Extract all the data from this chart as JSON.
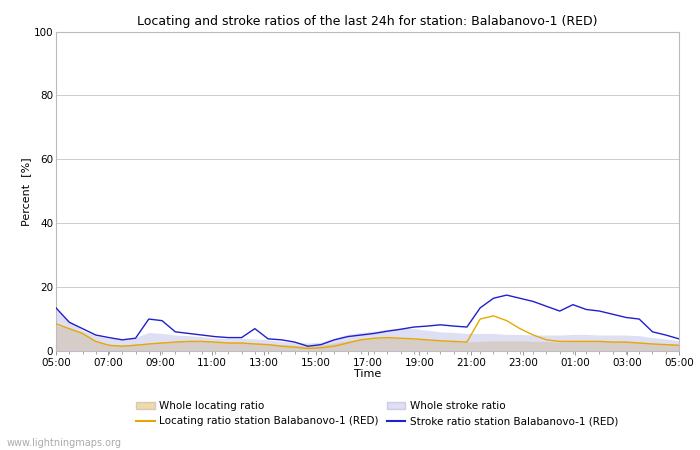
{
  "title": "Locating and stroke ratios of the last 24h for station: Balabanovo-1 (RED)",
  "xlabel": "Time",
  "ylabel": "Percent  [%]",
  "ylim": [
    0,
    100
  ],
  "yticks": [
    0,
    20,
    40,
    60,
    80,
    100
  ],
  "background_color": "#ffffff",
  "watermark": "www.lightningmaps.org",
  "x_labels": [
    "05:00",
    "07:00",
    "09:00",
    "11:00",
    "13:00",
    "15:00",
    "17:00",
    "19:00",
    "21:00",
    "23:00",
    "01:00",
    "03:00",
    "05:00"
  ],
  "locating_ratio_line_color": "#e6a800",
  "stroke_ratio_line_color": "#2020cc",
  "locating_fill_color": "#e8cc88",
  "stroke_fill_color": "#c0c0e8",
  "locating_fill_alpha": 0.7,
  "stroke_fill_alpha": 0.5,
  "whole_locating": [
    8.0,
    7.2,
    5.5,
    3.2,
    2.0,
    1.8,
    2.2,
    2.5,
    2.8,
    3.0,
    3.2,
    3.2,
    3.0,
    2.8,
    2.8,
    2.5,
    2.2,
    2.0,
    1.8,
    1.5,
    1.8,
    2.5,
    3.2,
    3.8,
    4.0,
    4.2,
    4.0,
    3.8,
    3.5,
    3.2,
    3.0,
    2.8,
    3.0,
    3.2,
    3.2,
    3.2,
    3.0,
    3.0,
    2.8,
    3.0,
    3.0,
    3.0,
    3.0,
    3.0,
    2.8,
    2.5,
    2.2,
    2.0
  ],
  "whole_stroke": [
    13.0,
    9.5,
    6.5,
    4.8,
    4.0,
    3.8,
    4.2,
    5.8,
    5.5,
    5.0,
    4.8,
    4.5,
    4.0,
    4.0,
    4.0,
    3.8,
    3.5,
    3.0,
    2.8,
    2.5,
    2.8,
    4.0,
    5.2,
    5.8,
    6.2,
    6.8,
    7.2,
    7.0,
    6.5,
    6.0,
    5.8,
    5.5,
    5.5,
    5.5,
    5.2,
    5.2,
    5.0,
    5.0,
    5.0,
    5.2,
    5.2,
    5.0,
    5.0,
    5.0,
    4.8,
    4.2,
    3.8,
    3.2
  ],
  "locating_ratio": [
    8.5,
    7.0,
    5.5,
    3.0,
    1.8,
    1.5,
    1.8,
    2.2,
    2.5,
    2.8,
    3.0,
    3.0,
    2.8,
    2.5,
    2.5,
    2.2,
    2.0,
    1.5,
    1.2,
    0.8,
    1.0,
    1.5,
    2.5,
    3.5,
    4.0,
    4.2,
    4.0,
    3.8,
    3.5,
    3.2,
    3.0,
    2.8,
    10.0,
    11.0,
    9.5,
    7.0,
    5.0,
    3.5,
    3.0,
    3.0,
    3.0,
    3.0,
    2.8,
    2.8,
    2.5,
    2.2,
    2.0,
    1.8
  ],
  "stroke_ratio": [
    13.5,
    9.0,
    7.0,
    5.0,
    4.2,
    3.5,
    4.0,
    10.0,
    9.5,
    6.0,
    5.5,
    5.0,
    4.5,
    4.2,
    4.2,
    7.0,
    3.8,
    3.5,
    2.8,
    1.5,
    2.0,
    3.5,
    4.5,
    5.0,
    5.5,
    6.2,
    6.8,
    7.5,
    7.8,
    8.2,
    7.8,
    7.5,
    13.5,
    16.5,
    17.5,
    16.5,
    15.5,
    14.0,
    12.5,
    14.5,
    13.0,
    12.5,
    11.5,
    10.5,
    10.0,
    6.0,
    5.0,
    3.8
  ]
}
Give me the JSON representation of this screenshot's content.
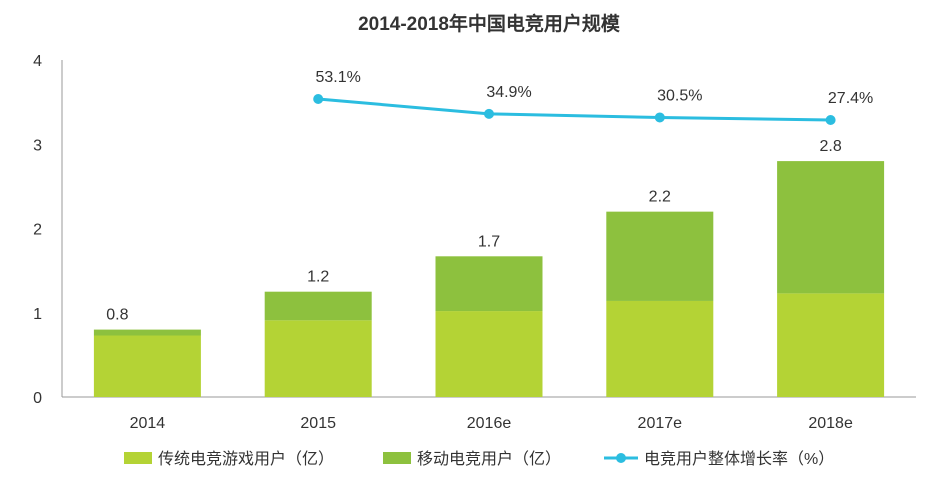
{
  "chart_data": {
    "type": "bar",
    "title": "2014-2018年中国电竞用户规模",
    "categories": [
      "2014",
      "2015",
      "2016e",
      "2017e",
      "2018e"
    ],
    "ylim": [
      0,
      4
    ],
    "yticks": [
      "0",
      "1",
      "2",
      "3",
      "4"
    ],
    "stacked": true,
    "grid": false,
    "legend_position": "bottom",
    "series": [
      {
        "name": "传统电竞游戏用户（亿）",
        "type": "bar",
        "color": "#B4D335",
        "values": [
          0.73,
          0.91,
          1.02,
          1.14,
          1.23
        ]
      },
      {
        "name": "移动电竞用户（亿）",
        "type": "bar",
        "color": "#8DC13E",
        "values": [
          0.07,
          0.34,
          0.65,
          1.06,
          1.57
        ]
      },
      {
        "name": "电竞用户整体增长率（%）",
        "type": "line",
        "color": "#2BBDE0",
        "values": [
          null,
          53.1,
          34.9,
          30.5,
          27.4
        ]
      }
    ],
    "total_labels": [
      "0.8",
      "1.2",
      "1.7",
      "2.2",
      "2.8"
    ],
    "line_labels": [
      "",
      "53.1%",
      "34.9%",
      "30.5%",
      "27.4%"
    ]
  }
}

__WHAT YOU SHOULD DO__:
Restate the whole listing above exactly, except for its images.

__EXPECTED ANSWER__:
Extract all the data from this chart as JSON.
{
  "title": "Locating and stroke ratios of the last 24h for station: Balabanovo-1 (RED)",
  "xlabel": "Time",
  "ylabel": "Percent  [%]",
  "ylim": [
    0,
    100
  ],
  "yticks": [
    0,
    20,
    40,
    60,
    80,
    100
  ],
  "background_color": "#ffffff",
  "watermark": "www.lightningmaps.org",
  "x_labels": [
    "05:00",
    "07:00",
    "09:00",
    "11:00",
    "13:00",
    "15:00",
    "17:00",
    "19:00",
    "21:00",
    "23:00",
    "01:00",
    "03:00",
    "05:00"
  ],
  "locating_ratio_line_color": "#e6a800",
  "stroke_ratio_line_color": "#2020cc",
  "locating_fill_color": "#e8cc88",
  "stroke_fill_color": "#c0c0e8",
  "locating_fill_alpha": 0.7,
  "stroke_fill_alpha": 0.5,
  "whole_locating": [
    8.0,
    7.2,
    5.5,
    3.2,
    2.0,
    1.8,
    2.2,
    2.5,
    2.8,
    3.0,
    3.2,
    3.2,
    3.0,
    2.8,
    2.8,
    2.5,
    2.2,
    2.0,
    1.8,
    1.5,
    1.8,
    2.5,
    3.2,
    3.8,
    4.0,
    4.2,
    4.0,
    3.8,
    3.5,
    3.2,
    3.0,
    2.8,
    3.0,
    3.2,
    3.2,
    3.2,
    3.0,
    3.0,
    2.8,
    3.0,
    3.0,
    3.0,
    3.0,
    3.0,
    2.8,
    2.5,
    2.2,
    2.0
  ],
  "whole_stroke": [
    13.0,
    9.5,
    6.5,
    4.8,
    4.0,
    3.8,
    4.2,
    5.8,
    5.5,
    5.0,
    4.8,
    4.5,
    4.0,
    4.0,
    4.0,
    3.8,
    3.5,
    3.0,
    2.8,
    2.5,
    2.8,
    4.0,
    5.2,
    5.8,
    6.2,
    6.8,
    7.2,
    7.0,
    6.5,
    6.0,
    5.8,
    5.5,
    5.5,
    5.5,
    5.2,
    5.2,
    5.0,
    5.0,
    5.0,
    5.2,
    5.2,
    5.0,
    5.0,
    5.0,
    4.8,
    4.2,
    3.8,
    3.2
  ],
  "locating_ratio": [
    8.5,
    7.0,
    5.5,
    3.0,
    1.8,
    1.5,
    1.8,
    2.2,
    2.5,
    2.8,
    3.0,
    3.0,
    2.8,
    2.5,
    2.5,
    2.2,
    2.0,
    1.5,
    1.2,
    0.8,
    1.0,
    1.5,
    2.5,
    3.5,
    4.0,
    4.2,
    4.0,
    3.8,
    3.5,
    3.2,
    3.0,
    2.8,
    10.0,
    11.0,
    9.5,
    7.0,
    5.0,
    3.5,
    3.0,
    3.0,
    3.0,
    3.0,
    2.8,
    2.8,
    2.5,
    2.2,
    2.0,
    1.8
  ],
  "stroke_ratio": [
    13.5,
    9.0,
    7.0,
    5.0,
    4.2,
    3.5,
    4.0,
    10.0,
    9.5,
    6.0,
    5.5,
    5.0,
    4.5,
    4.2,
    4.2,
    7.0,
    3.8,
    3.5,
    2.8,
    1.5,
    2.0,
    3.5,
    4.5,
    5.0,
    5.5,
    6.2,
    6.8,
    7.5,
    7.8,
    8.2,
    7.8,
    7.5,
    13.5,
    16.5,
    17.5,
    16.5,
    15.5,
    14.0,
    12.5,
    14.5,
    13.0,
    12.5,
    11.5,
    10.5,
    10.0,
    6.0,
    5.0,
    3.8
  ]
}
Give me the JSON representation of this screenshot's content.
{
  "chart_data": {
    "type": "bar",
    "title": "2014-2018年中国电竞用户规模",
    "categories": [
      "2014",
      "2015",
      "2016e",
      "2017e",
      "2018e"
    ],
    "ylim": [
      0,
      4
    ],
    "yticks": [
      "0",
      "1",
      "2",
      "3",
      "4"
    ],
    "stacked": true,
    "grid": false,
    "legend_position": "bottom",
    "series": [
      {
        "name": "传统电竞游戏用户（亿）",
        "type": "bar",
        "color": "#B4D335",
        "values": [
          0.73,
          0.91,
          1.02,
          1.14,
          1.23
        ]
      },
      {
        "name": "移动电竞用户（亿）",
        "type": "bar",
        "color": "#8DC13E",
        "values": [
          0.07,
          0.34,
          0.65,
          1.06,
          1.57
        ]
      },
      {
        "name": "电竞用户整体增长率（%）",
        "type": "line",
        "color": "#2BBDE0",
        "values": [
          null,
          53.1,
          34.9,
          30.5,
          27.4
        ]
      }
    ],
    "total_labels": [
      "0.8",
      "1.2",
      "1.7",
      "2.2",
      "2.8"
    ],
    "line_labels": [
      "",
      "53.1%",
      "34.9%",
      "30.5%",
      "27.4%"
    ]
  }
}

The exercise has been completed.